--- begin EXERCISE INPUT ---

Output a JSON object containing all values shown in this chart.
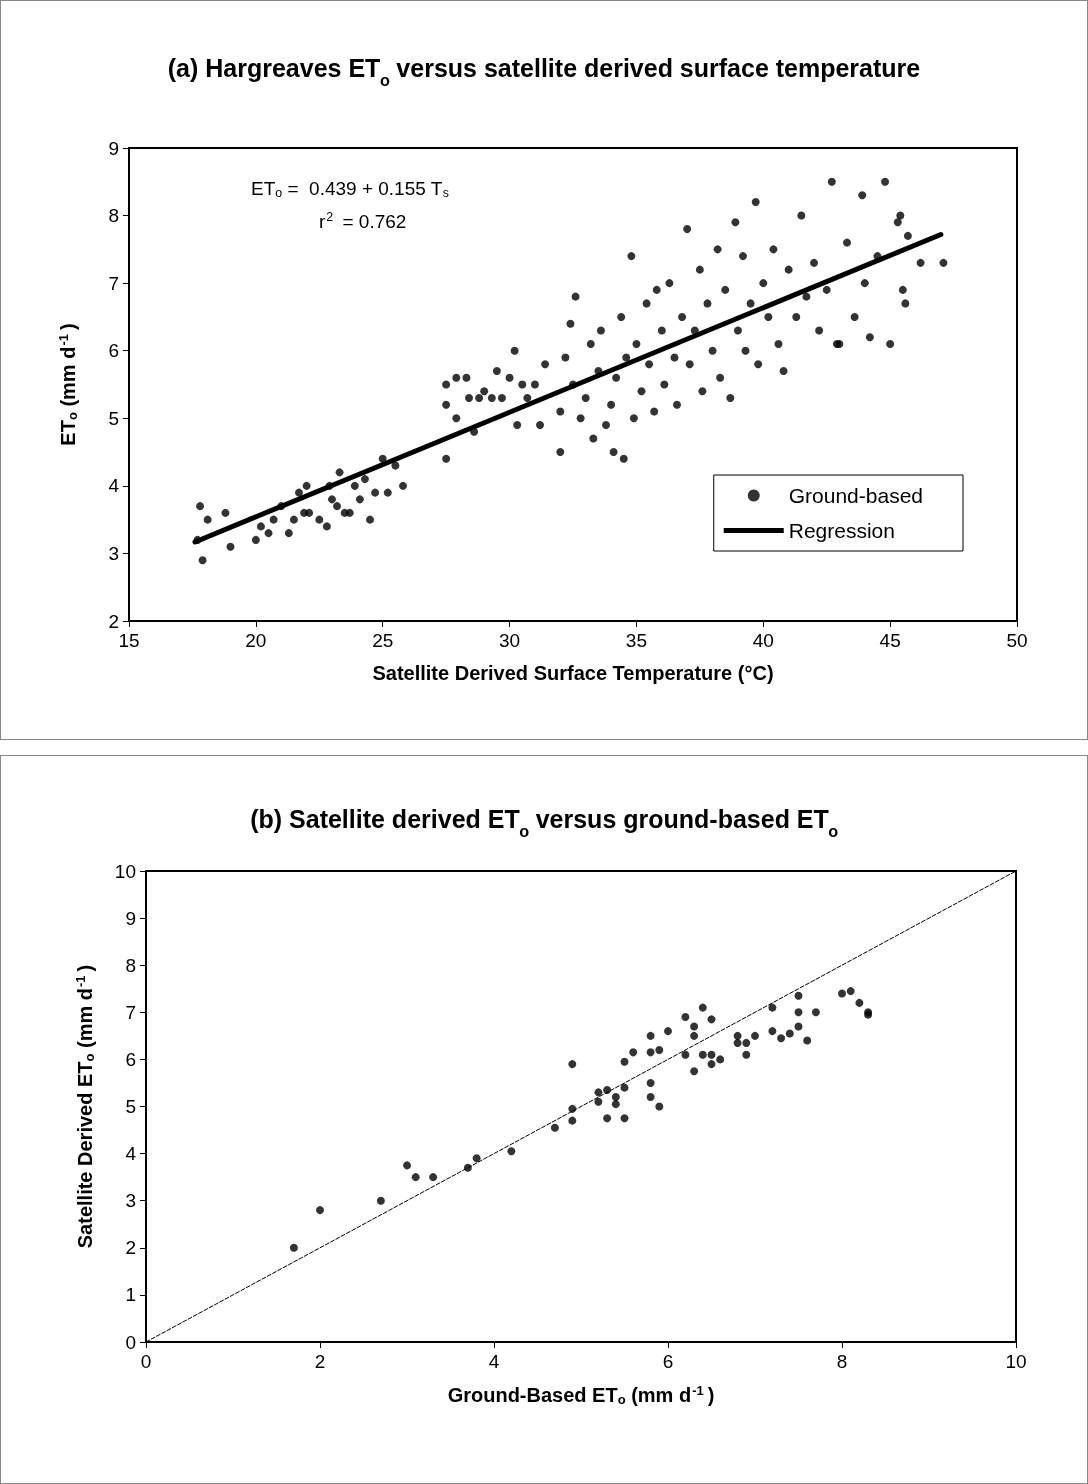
{
  "chart_data": [
    {
      "type": "scatter",
      "title": "(a) Hargreaves ET$_{o}$ versus satellite derived surface temperature",
      "xlabel": "Satellite Derived Surface Temperature (°C)",
      "ylabel": "ET$_{o}$ (mm d$^{-1}$)",
      "annotations": [
        "ET$_{o}$ =  0.439 + 0.155 T$_{s}$",
        "r$^{2}$ = 0.762"
      ],
      "xlim": [
        15,
        50
      ],
      "xticks": [
        15,
        20,
        25,
        30,
        35,
        40,
        45,
        50
      ],
      "ylim": [
        2,
        9
      ],
      "yticks": [
        2,
        3,
        4,
        5,
        6,
        7,
        8,
        9
      ],
      "grid": false,
      "legend": "bottom right",
      "marker": "circle",
      "series": [
        {
          "name": "Ground-based",
          "color": "#000000",
          "x": [
            17.8,
            17.9,
            18.1,
            17.7,
            18.8,
            19.0,
            20.0,
            20.2,
            20.5,
            20.7,
            21.0,
            21.3,
            21.5,
            21.7,
            22.0,
            22.1,
            22.5,
            22.8,
            23.0,
            23.2,
            23.3,
            23.5,
            23.7,
            23.9,
            24.1,
            24.3,
            24.5,
            24.7,
            25.0,
            25.2,
            25.5,
            25.8,
            22.9,
            21.9,
            27.5,
            27.5,
            27.5,
            27.9,
            27.9,
            28.3,
            28.6,
            28.8,
            29.0,
            29.3,
            29.7,
            30.0,
            30.3,
            30.5,
            30.7,
            31.0,
            31.2,
            31.4,
            30.2,
            29.5,
            28.4,
            32.0,
            32.0,
            32.2,
            32.4,
            32.5,
            32.6,
            32.8,
            33.0,
            33.2,
            33.3,
            33.5,
            33.6,
            33.8,
            34.0,
            34.1,
            34.2,
            34.4,
            34.5,
            34.6,
            34.8,
            34.9,
            35.0,
            35.2,
            35.4,
            35.5,
            35.7,
            35.8,
            36.0,
            36.1,
            36.3,
            36.5,
            36.6,
            36.8,
            37.0,
            37.1,
            37.3,
            37.5,
            37.6,
            37.8,
            38.0,
            38.2,
            38.3,
            38.5,
            38.7,
            38.9,
            39.0,
            39.2,
            39.3,
            39.5,
            39.7,
            39.8,
            40.0,
            40.2,
            40.4,
            40.6,
            40.8,
            41.0,
            41.3,
            41.5,
            41.7,
            42.0,
            42.2,
            42.5,
            42.7,
            42.9,
            43.3,
            43.6,
            43.9,
            44.2,
            44.5,
            44.8,
            45.0,
            45.3,
            45.5,
            45.7,
            45.6,
            46.2,
            47.1,
            44.0,
            43.0,
            45.4
          ],
          "values": [
            3.7,
            2.9,
            3.5,
            3.2,
            3.6,
            3.1,
            3.2,
            3.4,
            3.3,
            3.5,
            3.7,
            3.3,
            3.5,
            3.9,
            4.0,
            3.6,
            3.5,
            3.4,
            3.8,
            3.7,
            4.2,
            3.6,
            3.6,
            4.0,
            3.8,
            4.1,
            3.5,
            3.9,
            4.4,
            3.9,
            4.3,
            4.0,
            4.0,
            3.6,
            4.4,
            5.5,
            5.2,
            5.6,
            5.0,
            5.6,
            4.8,
            5.3,
            5.4,
            5.3,
            5.3,
            5.6,
            4.9,
            5.5,
            5.3,
            5.5,
            4.9,
            5.8,
            6.0,
            5.7,
            5.3,
            4.5,
            5.1,
            5.9,
            6.4,
            5.5,
            6.8,
            5.0,
            5.3,
            6.1,
            4.7,
            5.7,
            6.3,
            4.9,
            5.2,
            4.5,
            5.6,
            6.5,
            4.4,
            5.9,
            7.4,
            5.0,
            6.1,
            5.4,
            6.7,
            5.8,
            5.1,
            6.9,
            6.3,
            5.5,
            7.0,
            5.9,
            5.2,
            6.5,
            7.8,
            5.8,
            6.3,
            7.2,
            5.4,
            6.7,
            6.0,
            7.5,
            5.6,
            6.9,
            5.3,
            7.9,
            6.3,
            7.4,
            6.0,
            6.7,
            8.2,
            5.8,
            7.0,
            6.5,
            7.5,
            6.1,
            5.7,
            7.2,
            6.5,
            8.0,
            6.8,
            7.3,
            6.3,
            6.9,
            8.5,
            6.1,
            7.6,
            6.5,
            8.3,
            6.2,
            7.4,
            8.5,
            6.1,
            7.9,
            6.9,
            7.7,
            6.7,
            7.3,
            7.3,
            7.0,
            6.1,
            8.0
          ]
        },
        {
          "name": "Regression",
          "type": "line",
          "color": "#000000",
          "marker": "none",
          "line_style": "solid",
          "x": [
            17.6,
            47
          ],
          "values": [
            3.17,
            7.72
          ]
        }
      ]
    },
    {
      "type": "scatter",
      "title": "(b) Satellite derived ET$_{o}$ versus ground-based ET$_{o}$",
      "xlabel": "Ground-Based ET$_{o}$ (mm d$^{-1}$)",
      "ylabel": "Satellite Derived ET$_{o}$ (mm d$^{-1}$)",
      "xlim": [
        0,
        10
      ],
      "xticks": [
        0,
        2,
        4,
        6,
        8,
        10
      ],
      "ylim": [
        0,
        10
      ],
      "yticks": [
        0,
        1,
        2,
        3,
        4,
        5,
        6,
        7,
        8,
        9,
        10
      ],
      "grid": false,
      "marker": "circle",
      "series": [
        {
          "color": "#000000",
          "x": [
            1.7,
            2.0,
            2.7,
            3.0,
            3.1,
            3.3,
            3.7,
            3.8,
            4.2,
            4.7,
            4.9,
            4.9,
            4.9,
            5.2,
            5.2,
            5.3,
            5.3,
            5.4,
            5.4,
            5.5,
            5.5,
            5.5,
            5.6,
            5.8,
            5.8,
            5.8,
            5.8,
            5.9,
            5.9,
            6.0,
            6.2,
            6.2,
            6.3,
            6.3,
            6.3,
            6.4,
            6.4,
            6.5,
            6.5,
            6.5,
            6.6,
            6.8,
            6.8,
            6.9,
            6.9,
            7.0,
            7.2,
            7.2,
            7.3,
            7.4,
            7.5,
            7.5,
            7.5,
            7.6,
            7.7,
            8.0,
            8.1,
            8.2,
            8.3,
            8.3
          ],
          "values": [
            2.0,
            2.8,
            3.0,
            3.75,
            3.5,
            3.5,
            3.7,
            3.9,
            4.05,
            4.55,
            4.7,
            4.95,
            5.9,
            5.3,
            5.1,
            5.35,
            4.75,
            5.2,
            5.05,
            5.4,
            4.75,
            5.95,
            6.15,
            5.5,
            6.15,
            5.2,
            6.5,
            5.0,
            6.2,
            6.6,
            6.9,
            6.1,
            6.7,
            5.75,
            6.5,
            6.1,
            7.1,
            6.85,
            5.9,
            6.1,
            6.0,
            6.35,
            6.5,
            6.1,
            6.35,
            6.5,
            7.1,
            6.6,
            6.45,
            6.55,
            7.35,
            7.0,
            6.7,
            6.4,
            7.0,
            7.4,
            7.45,
            7.2,
            7.0,
            6.95
          ]
        },
        {
          "type": "line",
          "color": "#000000",
          "marker": "none",
          "line_style": "dashed",
          "x": [
            0,
            10
          ],
          "values": [
            0,
            10
          ]
        }
      ]
    }
  ]
}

--- end EXERCISE INPUT ---

WHAT THE TASK REQUIRES
Your copy should hold every record word for word and none of the pictures.

FULL RESPONSE
Output a JSON object containing all values shown in this chart.
{
  "chart_data": [
    {
      "type": "scatter",
      "title": "(a) Hargreaves ET$_{o}$ versus satellite derived surface temperature",
      "xlabel": "Satellite Derived Surface Temperature (°C)",
      "ylabel": "ET$_{o}$ (mm d$^{-1}$)",
      "annotations": [
        "ET$_{o}$ =  0.439 + 0.155 T$_{s}$",
        "r$^{2}$ = 0.762"
      ],
      "xlim": [
        15,
        50
      ],
      "xticks": [
        15,
        20,
        25,
        30,
        35,
        40,
        45,
        50
      ],
      "ylim": [
        2,
        9
      ],
      "yticks": [
        2,
        3,
        4,
        5,
        6,
        7,
        8,
        9
      ],
      "grid": false,
      "legend": "bottom right",
      "marker": "circle",
      "series": [
        {
          "name": "Ground-based",
          "color": "#000000",
          "x": [
            17.8,
            17.9,
            18.1,
            17.7,
            18.8,
            19.0,
            20.0,
            20.2,
            20.5,
            20.7,
            21.0,
            21.3,
            21.5,
            21.7,
            22.0,
            22.1,
            22.5,
            22.8,
            23.0,
            23.2,
            23.3,
            23.5,
            23.7,
            23.9,
            24.1,
            24.3,
            24.5,
            24.7,
            25.0,
            25.2,
            25.5,
            25.8,
            22.9,
            21.9,
            27.5,
            27.5,
            27.5,
            27.9,
            27.9,
            28.3,
            28.6,
            28.8,
            29.0,
            29.3,
            29.7,
            30.0,
            30.3,
            30.5,
            30.7,
            31.0,
            31.2,
            31.4,
            30.2,
            29.5,
            28.4,
            32.0,
            32.0,
            32.2,
            32.4,
            32.5,
            32.6,
            32.8,
            33.0,
            33.2,
            33.3,
            33.5,
            33.6,
            33.8,
            34.0,
            34.1,
            34.2,
            34.4,
            34.5,
            34.6,
            34.8,
            34.9,
            35.0,
            35.2,
            35.4,
            35.5,
            35.7,
            35.8,
            36.0,
            36.1,
            36.3,
            36.5,
            36.6,
            36.8,
            37.0,
            37.1,
            37.3,
            37.5,
            37.6,
            37.8,
            38.0,
            38.2,
            38.3,
            38.5,
            38.7,
            38.9,
            39.0,
            39.2,
            39.3,
            39.5,
            39.7,
            39.8,
            40.0,
            40.2,
            40.4,
            40.6,
            40.8,
            41.0,
            41.3,
            41.5,
            41.7,
            42.0,
            42.2,
            42.5,
            42.7,
            42.9,
            43.3,
            43.6,
            43.9,
            44.2,
            44.5,
            44.8,
            45.0,
            45.3,
            45.5,
            45.7,
            45.6,
            46.2,
            47.1,
            44.0,
            43.0,
            45.4
          ],
          "values": [
            3.7,
            2.9,
            3.5,
            3.2,
            3.6,
            3.1,
            3.2,
            3.4,
            3.3,
            3.5,
            3.7,
            3.3,
            3.5,
            3.9,
            4.0,
            3.6,
            3.5,
            3.4,
            3.8,
            3.7,
            4.2,
            3.6,
            3.6,
            4.0,
            3.8,
            4.1,
            3.5,
            3.9,
            4.4,
            3.9,
            4.3,
            4.0,
            4.0,
            3.6,
            4.4,
            5.5,
            5.2,
            5.6,
            5.0,
            5.6,
            4.8,
            5.3,
            5.4,
            5.3,
            5.3,
            5.6,
            4.9,
            5.5,
            5.3,
            5.5,
            4.9,
            5.8,
            6.0,
            5.7,
            5.3,
            4.5,
            5.1,
            5.9,
            6.4,
            5.5,
            6.8,
            5.0,
            5.3,
            6.1,
            4.7,
            5.7,
            6.3,
            4.9,
            5.2,
            4.5,
            5.6,
            6.5,
            4.4,
            5.9,
            7.4,
            5.0,
            6.1,
            5.4,
            6.7,
            5.8,
            5.1,
            6.9,
            6.3,
            5.5,
            7.0,
            5.9,
            5.2,
            6.5,
            7.8,
            5.8,
            6.3,
            7.2,
            5.4,
            6.7,
            6.0,
            7.5,
            5.6,
            6.9,
            5.3,
            7.9,
            6.3,
            7.4,
            6.0,
            6.7,
            8.2,
            5.8,
            7.0,
            6.5,
            7.5,
            6.1,
            5.7,
            7.2,
            6.5,
            8.0,
            6.8,
            7.3,
            6.3,
            6.9,
            8.5,
            6.1,
            7.6,
            6.5,
            8.3,
            6.2,
            7.4,
            8.5,
            6.1,
            7.9,
            6.9,
            7.7,
            6.7,
            7.3,
            7.3,
            7.0,
            6.1,
            8.0
          ]
        },
        {
          "name": "Regression",
          "type": "line",
          "color": "#000000",
          "marker": "none",
          "line_style": "solid",
          "x": [
            17.6,
            47
          ],
          "values": [
            3.17,
            7.72
          ]
        }
      ]
    },
    {
      "type": "scatter",
      "title": "(b) Satellite derived ET$_{o}$ versus ground-based ET$_{o}$",
      "xlabel": "Ground-Based ET$_{o}$ (mm d$^{-1}$)",
      "ylabel": "Satellite Derived ET$_{o}$ (mm d$^{-1}$)",
      "xlim": [
        0,
        10
      ],
      "xticks": [
        0,
        2,
        4,
        6,
        8,
        10
      ],
      "ylim": [
        0,
        10
      ],
      "yticks": [
        0,
        1,
        2,
        3,
        4,
        5,
        6,
        7,
        8,
        9,
        10
      ],
      "grid": false,
      "marker": "circle",
      "series": [
        {
          "color": "#000000",
          "x": [
            1.7,
            2.0,
            2.7,
            3.0,
            3.1,
            3.3,
            3.7,
            3.8,
            4.2,
            4.7,
            4.9,
            4.9,
            4.9,
            5.2,
            5.2,
            5.3,
            5.3,
            5.4,
            5.4,
            5.5,
            5.5,
            5.5,
            5.6,
            5.8,
            5.8,
            5.8,
            5.8,
            5.9,
            5.9,
            6.0,
            6.2,
            6.2,
            6.3,
            6.3,
            6.3,
            6.4,
            6.4,
            6.5,
            6.5,
            6.5,
            6.6,
            6.8,
            6.8,
            6.9,
            6.9,
            7.0,
            7.2,
            7.2,
            7.3,
            7.4,
            7.5,
            7.5,
            7.5,
            7.6,
            7.7,
            8.0,
            8.1,
            8.2,
            8.3,
            8.3
          ],
          "values": [
            2.0,
            2.8,
            3.0,
            3.75,
            3.5,
            3.5,
            3.7,
            3.9,
            4.05,
            4.55,
            4.7,
            4.95,
            5.9,
            5.3,
            5.1,
            5.35,
            4.75,
            5.2,
            5.05,
            5.4,
            4.75,
            5.95,
            6.15,
            5.5,
            6.15,
            5.2,
            6.5,
            5.0,
            6.2,
            6.6,
            6.9,
            6.1,
            6.7,
            5.75,
            6.5,
            6.1,
            7.1,
            6.85,
            5.9,
            6.1,
            6.0,
            6.35,
            6.5,
            6.1,
            6.35,
            6.5,
            7.1,
            6.6,
            6.45,
            6.55,
            7.35,
            7.0,
            6.7,
            6.4,
            7.0,
            7.4,
            7.45,
            7.2,
            7.0,
            6.95
          ]
        },
        {
          "type": "line",
          "color": "#000000",
          "marker": "none",
          "line_style": "dashed",
          "x": [
            0,
            10
          ],
          "values": [
            0,
            10
          ]
        }
      ]
    }
  ]
}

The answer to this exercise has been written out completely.